#### [Activity]
Compute how many lines below contain the word "divers" and respond with that number only.
● ● ● ● ● ● ●
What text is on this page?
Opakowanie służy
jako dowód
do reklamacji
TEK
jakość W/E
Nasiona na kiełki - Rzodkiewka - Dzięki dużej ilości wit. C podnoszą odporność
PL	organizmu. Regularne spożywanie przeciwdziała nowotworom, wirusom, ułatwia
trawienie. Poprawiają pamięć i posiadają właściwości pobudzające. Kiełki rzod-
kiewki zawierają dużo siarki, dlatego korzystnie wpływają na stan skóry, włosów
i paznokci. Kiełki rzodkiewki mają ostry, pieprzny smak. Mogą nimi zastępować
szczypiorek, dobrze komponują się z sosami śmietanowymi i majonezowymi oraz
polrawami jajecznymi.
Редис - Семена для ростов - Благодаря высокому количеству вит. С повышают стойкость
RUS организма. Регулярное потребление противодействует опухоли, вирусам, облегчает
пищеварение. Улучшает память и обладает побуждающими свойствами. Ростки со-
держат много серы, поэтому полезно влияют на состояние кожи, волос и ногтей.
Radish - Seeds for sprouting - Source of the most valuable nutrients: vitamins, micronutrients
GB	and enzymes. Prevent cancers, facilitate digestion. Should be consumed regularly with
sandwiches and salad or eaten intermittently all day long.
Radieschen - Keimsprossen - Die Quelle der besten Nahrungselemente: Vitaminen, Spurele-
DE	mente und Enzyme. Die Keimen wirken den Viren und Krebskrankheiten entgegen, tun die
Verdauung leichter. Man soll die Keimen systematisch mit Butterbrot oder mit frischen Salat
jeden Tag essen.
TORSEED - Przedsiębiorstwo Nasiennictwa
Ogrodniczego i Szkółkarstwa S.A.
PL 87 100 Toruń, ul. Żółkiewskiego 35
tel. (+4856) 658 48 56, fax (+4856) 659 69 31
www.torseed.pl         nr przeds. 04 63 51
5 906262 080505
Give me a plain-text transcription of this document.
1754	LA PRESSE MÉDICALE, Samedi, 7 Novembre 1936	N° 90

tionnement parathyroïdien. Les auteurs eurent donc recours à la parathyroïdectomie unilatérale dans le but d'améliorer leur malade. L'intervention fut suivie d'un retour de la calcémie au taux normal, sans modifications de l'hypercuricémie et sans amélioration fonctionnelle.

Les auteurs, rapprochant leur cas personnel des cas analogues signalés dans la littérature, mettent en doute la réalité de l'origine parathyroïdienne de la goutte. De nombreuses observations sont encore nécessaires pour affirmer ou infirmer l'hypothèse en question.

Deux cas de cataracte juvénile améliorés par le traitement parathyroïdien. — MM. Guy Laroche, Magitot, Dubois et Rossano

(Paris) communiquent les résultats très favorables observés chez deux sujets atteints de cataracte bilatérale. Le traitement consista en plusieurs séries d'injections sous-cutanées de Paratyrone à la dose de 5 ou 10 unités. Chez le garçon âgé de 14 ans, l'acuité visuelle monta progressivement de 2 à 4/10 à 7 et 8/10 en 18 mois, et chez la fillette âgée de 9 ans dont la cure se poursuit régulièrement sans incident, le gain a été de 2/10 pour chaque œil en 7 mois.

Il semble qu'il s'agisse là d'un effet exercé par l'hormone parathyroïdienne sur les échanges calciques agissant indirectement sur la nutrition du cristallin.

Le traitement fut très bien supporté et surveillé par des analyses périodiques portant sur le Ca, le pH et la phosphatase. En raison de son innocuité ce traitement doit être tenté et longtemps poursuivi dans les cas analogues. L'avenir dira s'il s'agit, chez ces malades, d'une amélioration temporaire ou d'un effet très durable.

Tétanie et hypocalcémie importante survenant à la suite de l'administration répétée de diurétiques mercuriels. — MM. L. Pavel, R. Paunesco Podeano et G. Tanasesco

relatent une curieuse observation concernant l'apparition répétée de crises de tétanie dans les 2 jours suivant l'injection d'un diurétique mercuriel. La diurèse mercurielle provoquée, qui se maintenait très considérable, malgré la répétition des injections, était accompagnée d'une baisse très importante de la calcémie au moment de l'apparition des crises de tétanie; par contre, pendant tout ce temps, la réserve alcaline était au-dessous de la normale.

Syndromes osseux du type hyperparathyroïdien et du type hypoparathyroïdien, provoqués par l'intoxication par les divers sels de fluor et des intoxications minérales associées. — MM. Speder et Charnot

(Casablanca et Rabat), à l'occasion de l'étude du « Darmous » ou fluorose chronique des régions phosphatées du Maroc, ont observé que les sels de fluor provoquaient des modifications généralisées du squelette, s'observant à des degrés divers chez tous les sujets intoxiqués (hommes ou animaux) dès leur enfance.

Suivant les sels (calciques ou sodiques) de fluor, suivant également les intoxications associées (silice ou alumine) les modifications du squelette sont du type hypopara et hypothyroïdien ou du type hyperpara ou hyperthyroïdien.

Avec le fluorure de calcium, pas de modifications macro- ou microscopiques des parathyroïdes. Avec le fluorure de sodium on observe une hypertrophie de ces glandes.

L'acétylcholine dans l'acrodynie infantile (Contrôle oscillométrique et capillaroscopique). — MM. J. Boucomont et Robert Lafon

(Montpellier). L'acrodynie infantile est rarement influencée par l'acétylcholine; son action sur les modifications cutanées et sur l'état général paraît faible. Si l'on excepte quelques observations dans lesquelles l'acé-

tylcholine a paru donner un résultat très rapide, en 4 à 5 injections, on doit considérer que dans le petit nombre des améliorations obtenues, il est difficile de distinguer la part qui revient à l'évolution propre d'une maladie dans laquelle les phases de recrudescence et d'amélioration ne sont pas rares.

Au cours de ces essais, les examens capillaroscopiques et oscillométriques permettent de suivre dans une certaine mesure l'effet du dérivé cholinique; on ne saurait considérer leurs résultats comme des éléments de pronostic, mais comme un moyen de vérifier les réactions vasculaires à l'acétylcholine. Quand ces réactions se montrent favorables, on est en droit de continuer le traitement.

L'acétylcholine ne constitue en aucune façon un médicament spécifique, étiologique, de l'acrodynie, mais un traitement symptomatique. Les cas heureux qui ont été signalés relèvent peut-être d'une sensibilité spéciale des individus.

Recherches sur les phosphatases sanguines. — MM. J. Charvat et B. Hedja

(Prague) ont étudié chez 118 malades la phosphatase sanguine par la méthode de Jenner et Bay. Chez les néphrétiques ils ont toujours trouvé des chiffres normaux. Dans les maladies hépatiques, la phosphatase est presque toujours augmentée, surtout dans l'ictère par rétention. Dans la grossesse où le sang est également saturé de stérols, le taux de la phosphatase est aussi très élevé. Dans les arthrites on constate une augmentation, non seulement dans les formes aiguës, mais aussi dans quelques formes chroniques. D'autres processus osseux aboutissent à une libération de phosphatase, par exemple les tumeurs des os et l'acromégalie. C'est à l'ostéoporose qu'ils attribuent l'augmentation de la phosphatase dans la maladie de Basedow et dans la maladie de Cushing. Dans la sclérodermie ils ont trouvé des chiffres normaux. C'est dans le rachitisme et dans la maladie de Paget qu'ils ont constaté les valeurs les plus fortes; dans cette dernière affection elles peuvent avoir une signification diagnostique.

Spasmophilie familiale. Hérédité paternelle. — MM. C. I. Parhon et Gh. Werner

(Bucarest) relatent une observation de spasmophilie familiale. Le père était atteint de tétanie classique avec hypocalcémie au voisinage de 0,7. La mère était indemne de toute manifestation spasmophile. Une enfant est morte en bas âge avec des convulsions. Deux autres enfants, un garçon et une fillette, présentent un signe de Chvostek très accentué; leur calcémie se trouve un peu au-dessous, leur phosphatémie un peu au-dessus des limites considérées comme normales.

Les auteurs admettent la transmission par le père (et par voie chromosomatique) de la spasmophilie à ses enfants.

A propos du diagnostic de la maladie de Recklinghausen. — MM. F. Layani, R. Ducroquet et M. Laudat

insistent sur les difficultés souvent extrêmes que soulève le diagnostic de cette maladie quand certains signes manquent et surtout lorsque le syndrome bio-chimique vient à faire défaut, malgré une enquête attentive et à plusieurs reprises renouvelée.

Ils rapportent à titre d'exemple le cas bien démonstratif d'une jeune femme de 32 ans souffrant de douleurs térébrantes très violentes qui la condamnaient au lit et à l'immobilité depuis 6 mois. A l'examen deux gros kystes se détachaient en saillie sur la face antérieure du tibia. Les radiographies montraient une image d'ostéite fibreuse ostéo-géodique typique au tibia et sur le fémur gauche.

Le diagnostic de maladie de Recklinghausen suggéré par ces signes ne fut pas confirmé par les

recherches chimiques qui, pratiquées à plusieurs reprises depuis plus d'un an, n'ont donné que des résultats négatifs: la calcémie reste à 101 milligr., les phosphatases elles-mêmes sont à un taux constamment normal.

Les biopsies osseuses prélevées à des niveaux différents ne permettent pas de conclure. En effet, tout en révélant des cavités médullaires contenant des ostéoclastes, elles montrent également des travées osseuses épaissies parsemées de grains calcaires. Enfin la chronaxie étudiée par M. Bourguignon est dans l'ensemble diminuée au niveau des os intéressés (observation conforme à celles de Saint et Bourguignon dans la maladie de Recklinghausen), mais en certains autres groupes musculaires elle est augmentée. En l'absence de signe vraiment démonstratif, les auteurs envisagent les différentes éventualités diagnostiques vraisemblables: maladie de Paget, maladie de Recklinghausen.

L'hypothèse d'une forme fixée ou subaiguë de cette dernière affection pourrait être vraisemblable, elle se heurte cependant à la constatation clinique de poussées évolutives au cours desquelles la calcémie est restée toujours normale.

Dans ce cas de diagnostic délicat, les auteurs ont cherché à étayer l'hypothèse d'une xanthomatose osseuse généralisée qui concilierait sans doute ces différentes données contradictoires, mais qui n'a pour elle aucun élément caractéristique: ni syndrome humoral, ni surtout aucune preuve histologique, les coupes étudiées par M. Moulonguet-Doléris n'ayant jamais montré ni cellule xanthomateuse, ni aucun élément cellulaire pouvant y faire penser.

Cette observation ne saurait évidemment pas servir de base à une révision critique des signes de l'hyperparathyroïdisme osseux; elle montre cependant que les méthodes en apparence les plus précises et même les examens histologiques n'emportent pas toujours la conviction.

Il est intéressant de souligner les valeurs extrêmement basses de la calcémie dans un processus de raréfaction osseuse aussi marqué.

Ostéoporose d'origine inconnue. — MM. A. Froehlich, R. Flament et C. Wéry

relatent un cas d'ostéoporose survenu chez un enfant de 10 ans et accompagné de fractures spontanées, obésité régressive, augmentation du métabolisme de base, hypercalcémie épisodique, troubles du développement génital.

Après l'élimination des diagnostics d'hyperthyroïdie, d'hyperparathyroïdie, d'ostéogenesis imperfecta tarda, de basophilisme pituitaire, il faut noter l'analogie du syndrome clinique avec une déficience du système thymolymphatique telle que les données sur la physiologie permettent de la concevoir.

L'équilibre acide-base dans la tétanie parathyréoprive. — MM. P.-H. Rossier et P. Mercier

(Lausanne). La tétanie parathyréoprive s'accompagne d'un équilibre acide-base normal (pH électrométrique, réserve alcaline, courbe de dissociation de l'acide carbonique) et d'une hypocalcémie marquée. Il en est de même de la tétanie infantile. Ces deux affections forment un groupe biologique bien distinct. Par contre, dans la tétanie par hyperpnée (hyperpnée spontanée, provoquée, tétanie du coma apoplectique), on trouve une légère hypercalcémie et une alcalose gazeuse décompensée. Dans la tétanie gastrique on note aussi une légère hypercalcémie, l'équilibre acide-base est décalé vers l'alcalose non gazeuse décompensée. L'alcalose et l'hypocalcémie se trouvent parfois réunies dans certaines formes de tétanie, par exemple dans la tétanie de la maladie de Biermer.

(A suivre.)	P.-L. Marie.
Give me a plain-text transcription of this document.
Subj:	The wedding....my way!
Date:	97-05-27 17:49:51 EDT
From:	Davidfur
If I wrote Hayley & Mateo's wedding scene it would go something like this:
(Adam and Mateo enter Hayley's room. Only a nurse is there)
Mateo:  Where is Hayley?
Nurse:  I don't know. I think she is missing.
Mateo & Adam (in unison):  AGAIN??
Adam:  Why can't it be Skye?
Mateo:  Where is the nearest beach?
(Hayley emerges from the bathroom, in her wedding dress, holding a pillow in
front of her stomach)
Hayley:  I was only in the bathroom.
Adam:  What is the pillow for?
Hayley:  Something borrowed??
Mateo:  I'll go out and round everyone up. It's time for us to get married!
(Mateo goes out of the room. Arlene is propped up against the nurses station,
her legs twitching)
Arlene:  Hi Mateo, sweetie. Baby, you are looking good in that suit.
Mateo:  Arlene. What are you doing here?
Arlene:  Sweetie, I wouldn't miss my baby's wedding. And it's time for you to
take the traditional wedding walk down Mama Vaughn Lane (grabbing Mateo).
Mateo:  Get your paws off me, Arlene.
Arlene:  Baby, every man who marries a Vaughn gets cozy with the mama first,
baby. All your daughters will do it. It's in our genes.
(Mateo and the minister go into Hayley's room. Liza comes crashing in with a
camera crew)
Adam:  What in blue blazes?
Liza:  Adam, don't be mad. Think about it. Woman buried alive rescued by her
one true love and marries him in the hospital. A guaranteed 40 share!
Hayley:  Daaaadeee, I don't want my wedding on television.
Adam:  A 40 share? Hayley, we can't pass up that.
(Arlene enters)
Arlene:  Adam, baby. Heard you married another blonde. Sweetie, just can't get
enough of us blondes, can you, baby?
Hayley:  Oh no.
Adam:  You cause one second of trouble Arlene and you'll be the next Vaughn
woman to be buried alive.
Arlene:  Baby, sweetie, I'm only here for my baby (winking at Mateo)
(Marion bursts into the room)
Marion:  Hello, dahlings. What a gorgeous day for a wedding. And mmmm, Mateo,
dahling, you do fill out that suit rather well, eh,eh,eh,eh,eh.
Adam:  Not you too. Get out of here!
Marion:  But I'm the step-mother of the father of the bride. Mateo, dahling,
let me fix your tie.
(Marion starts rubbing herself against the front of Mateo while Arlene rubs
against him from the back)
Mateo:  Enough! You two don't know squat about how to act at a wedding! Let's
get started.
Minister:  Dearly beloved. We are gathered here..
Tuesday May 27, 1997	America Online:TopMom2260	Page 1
● ● ● ● ● ● ●
#### [Answer space]
2